* Set exercise *
Write out each entry again. Keep every word exactly as it is.

* Exercise materials *
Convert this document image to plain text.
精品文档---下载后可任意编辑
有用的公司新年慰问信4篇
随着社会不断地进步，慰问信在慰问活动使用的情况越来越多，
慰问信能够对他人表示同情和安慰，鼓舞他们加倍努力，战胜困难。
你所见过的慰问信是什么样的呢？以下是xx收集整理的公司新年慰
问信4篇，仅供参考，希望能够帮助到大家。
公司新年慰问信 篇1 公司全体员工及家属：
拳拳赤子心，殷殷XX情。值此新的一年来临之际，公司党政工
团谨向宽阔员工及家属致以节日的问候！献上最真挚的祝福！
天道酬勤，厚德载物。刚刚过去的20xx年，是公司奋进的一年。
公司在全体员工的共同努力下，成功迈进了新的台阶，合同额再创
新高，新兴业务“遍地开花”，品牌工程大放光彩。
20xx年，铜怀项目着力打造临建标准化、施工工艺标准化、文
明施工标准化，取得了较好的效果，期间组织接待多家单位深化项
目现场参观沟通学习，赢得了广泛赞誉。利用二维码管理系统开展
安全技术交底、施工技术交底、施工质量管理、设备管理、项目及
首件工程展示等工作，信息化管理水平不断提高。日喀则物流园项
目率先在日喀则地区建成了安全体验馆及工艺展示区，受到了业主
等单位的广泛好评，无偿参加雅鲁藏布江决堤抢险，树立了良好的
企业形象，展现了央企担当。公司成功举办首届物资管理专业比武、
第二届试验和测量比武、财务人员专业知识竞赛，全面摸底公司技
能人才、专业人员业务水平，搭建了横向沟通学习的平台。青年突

* Exercise solution *
Convert this document image to plain text.
精品文档---下载后可任意编辑
有用的公司新年慰问信4篇
随着社会不断地进步，慰问信在慰问活动使用的情况越来越多，
慰问信能够对他人表示同情和安慰，鼓舞他们加倍努力，战胜困难。
你所见过的慰问信是什么样的呢？以下是xx收集整理的公司新年慰
问信4篇，仅供参考，希望能够帮助到大家。
公司新年慰问信 篇1 公司全体员工及家属：
拳拳赤子心，殷殷XX情。值此新的一年来临之际，公司党政工
团谨向宽阔员工及家属致以节日的问候！献上最真挚的祝福！
天道酬勤，厚德载物。刚刚过去的20xx年，是公司奋进的一年。
公司在全体员工的共同努力下，成功迈进了新的台阶，合同额再创
新高，新兴业务“遍地开花”，品牌工程大放光彩。
20xx年，铜怀项目着力打造临建标准化、施工工艺标准化、文
明施工标准化，取得了较好的效果，期间组织接待多家单位深化项
目现场参观沟通学习，赢得了广泛赞誉。利用二维码管理系统开展
安全技术交底、施工技术交底、施工质量管理、设备管理、项目及
首件工程展示等工作，信息化管理水平不断提高。日喀则物流园项
目率先在日喀则地区建成了安全体验馆及工艺展示区，受到了业主
等单位的广泛好评，无偿参加雅鲁藏布江决堤抢险，树立了良好的
企业形象，展现了央企担当。公司成功举办首届物资管理专业比武、
第二届试验和测量比武、财务人员专业知识竞赛，全面摸底公司技
能人才、专业人员业务水平，搭建了横向沟通学习的平台。青年突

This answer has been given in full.